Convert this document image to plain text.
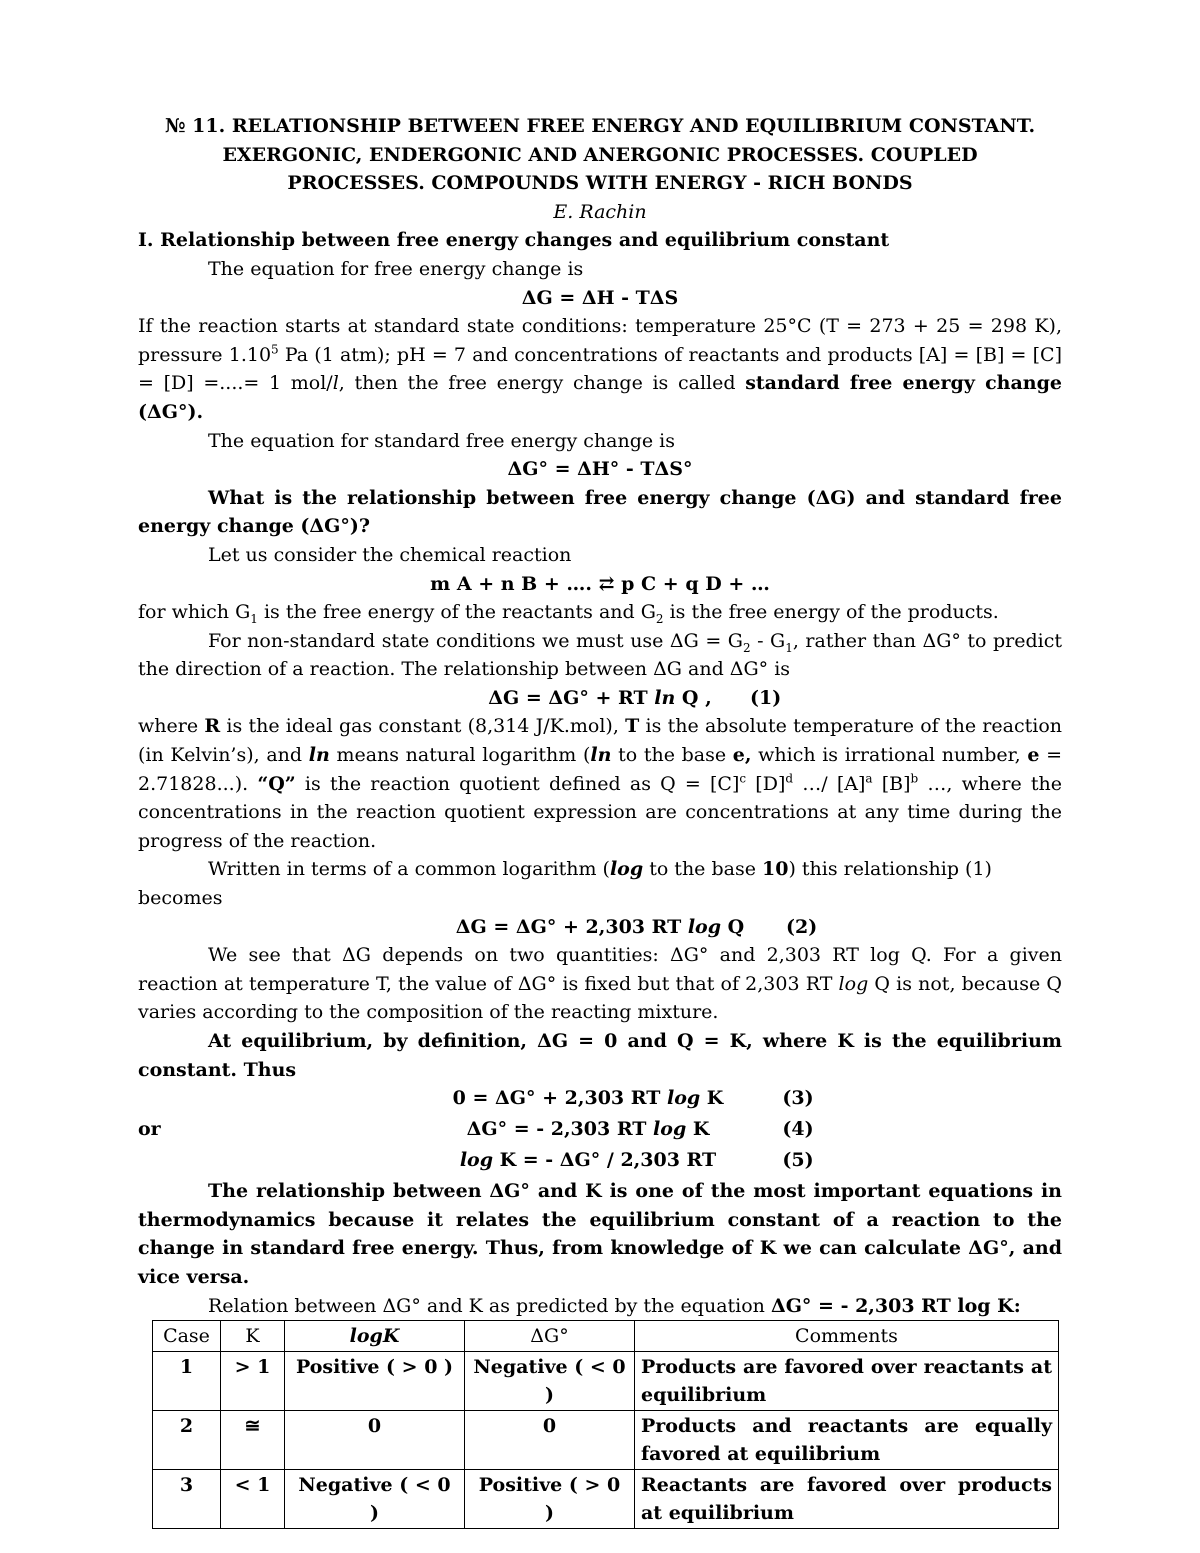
№ 11. RELATIONSHIP BETWEEN FREE ENERGY AND EQUILIBRIUM CONSTANT.
EXERGONIC, ENDERGONIC AND ANERGONIC PROCESSES. COUPLED
PROCESSES. COMPOUNDS WITH ENERGY - RICH BONDS
E. Rachin
I. Relationship between free energy changes and equilibrium constant
The equation for free energy change is
ΔG = ΔH - TΔS
If the reaction starts at standard state conditions: temperature 25°C (T = 273 + 25 = 298 K), pressure 1.10$^5$ Pa (1 atm); pH = 7 and concentrations of reactants and products [A] = [B] = [C] = [D] =....= 1 mol/l, then the free energy change is called standard free energy change (ΔG°).
The equation for standard free energy change is
ΔG° = ΔH° - TΔS°
What is the relationship between free energy change (ΔG) and standard free energy change (ΔG°)?
Let us consider the chemical reaction
m A + n B + …. ⇄ p C + q D + …
for which $G_1$ is the free energy of the reactants and $G_2$ is the free energy of the products.
For non-standard state conditions we must use $\Delta G = G_2 - G_1$, rather than ΔG° to predict the direction of a reaction. The relationship between ΔG and ΔG° is
ΔG = ΔG° + RT ln Q , (1)
where R is the ideal gas constant (8,314 J/K.mol), T is the absolute temperature of the reaction (in Kelvin’s), and ln means natural logarithm (ln to the base e, which is irrational number, e = 2.71828...). “Q” is the reaction quotient defined as $Q = [C]^c$ $[D]^d$ …/ $[A]^a$ $[B]^b$ …, where the concentrations in the reaction quotient expression are concentrations at any time during the progress of the reaction.
Written in terms of a common logarithm (log to the base 10) this relationship (1) becomes
ΔG = ΔG° + 2,303 RT log Q (2)
We see that ΔG depends on two quantities: ΔG° and 2,303 RT log Q. For a given reaction at temperature T, the value of ΔG° is fixed but that of 2,303 RT log Q is not, because Q varies according to the composition of the reacting mixture.
At equilibrium, by definition, ΔG = 0 and Q = K, where K is the equilibrium constant. Thus
0 = ΔG° + 2,303 RT log K	(3)
or	ΔG° = - 2,303 RT log K	(4)
log K = - ΔG° / 2,303 RT	(5)
The relationship between ΔG° and K is one of the most important equations in thermodynamics because it relates the equilibrium constant of a reaction to the change in standard free energy. Thus, from knowledge of K we can calculate ΔG°, and vice versa.
Relation between ΔG° and K as predicted by the equation ΔG° = - 2,303 RT log K:
Case	K	logK	ΔG°	Comments
1	> 1	Positive ( > 0 )	Negative ( < 0 )	Products are favored over reactants at equilibrium
2	≅	0	0	Products and reactants are equally favored at equilibrium
3	< 1	Negative ( < 0 )	Positive ( > 0 )	Reactants are favored over products at equilibrium
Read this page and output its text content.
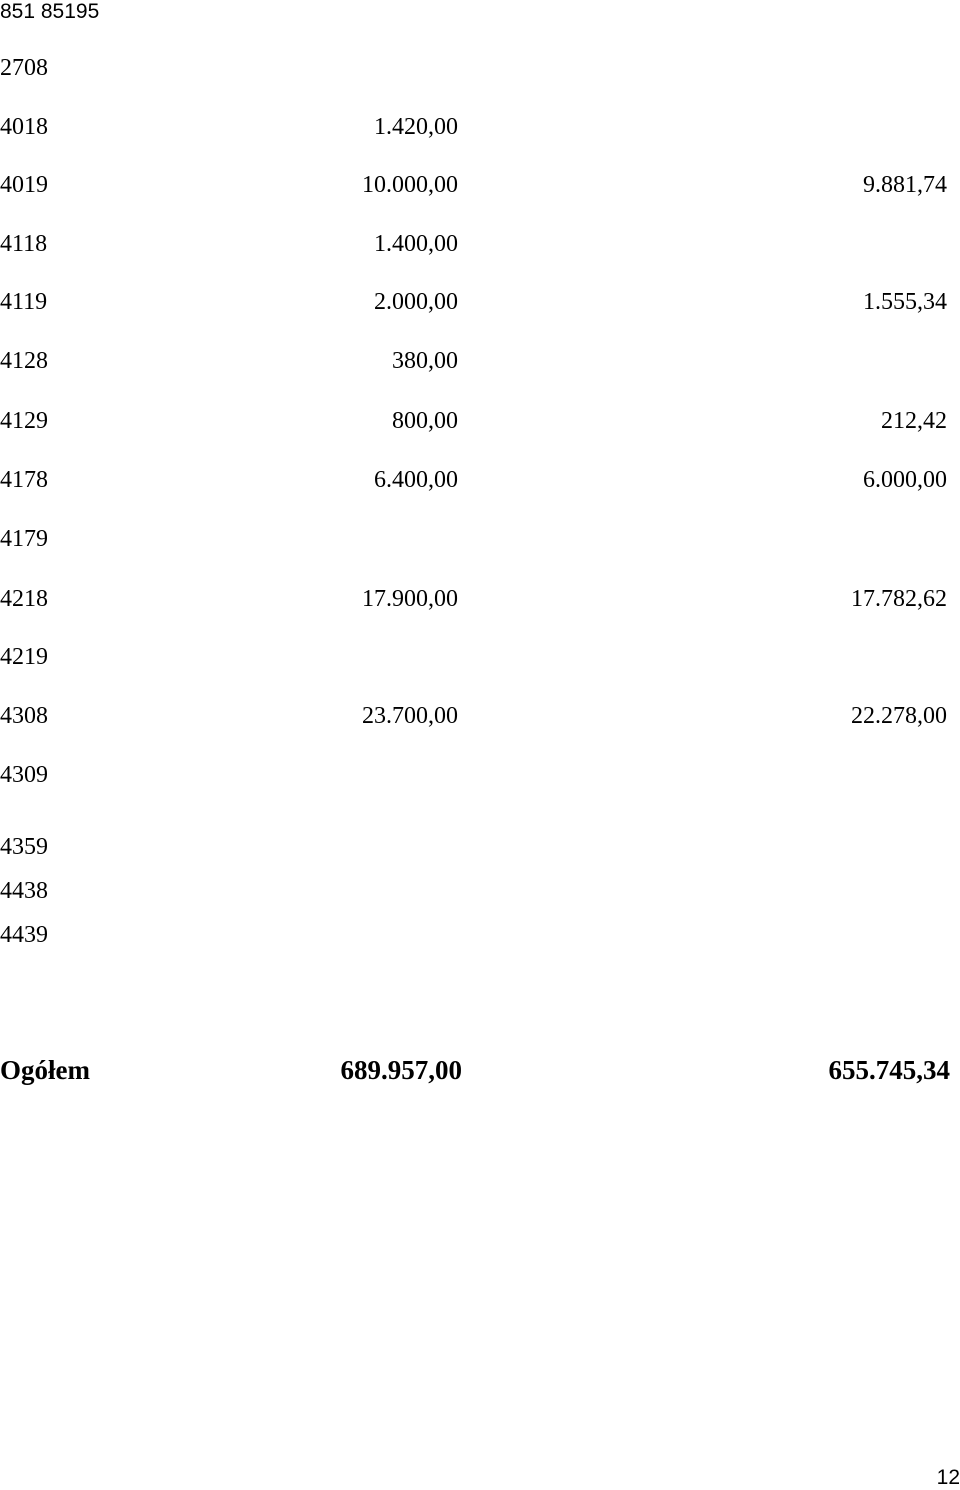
851 85195
2708
4018	1.420,00
4019	10.000,00	9.881,74
4118	1.400,00
4119	2.000,00	1.555,34
4128	380,00
4129	800,00	212,42
4178	6.400,00	6.000,00
4179
4218	17.900,00	17.782,62
4219
4308	23.700,00	22.278,00
4309
4359
4438
4439
Ogółem	689.957,00	655.745,34
12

━━━━━━

Locate the string "text" in the listing above and copy every line where it occurs.

[Correct answer]
Convert this document image to plain text.
Read this page and output its text content.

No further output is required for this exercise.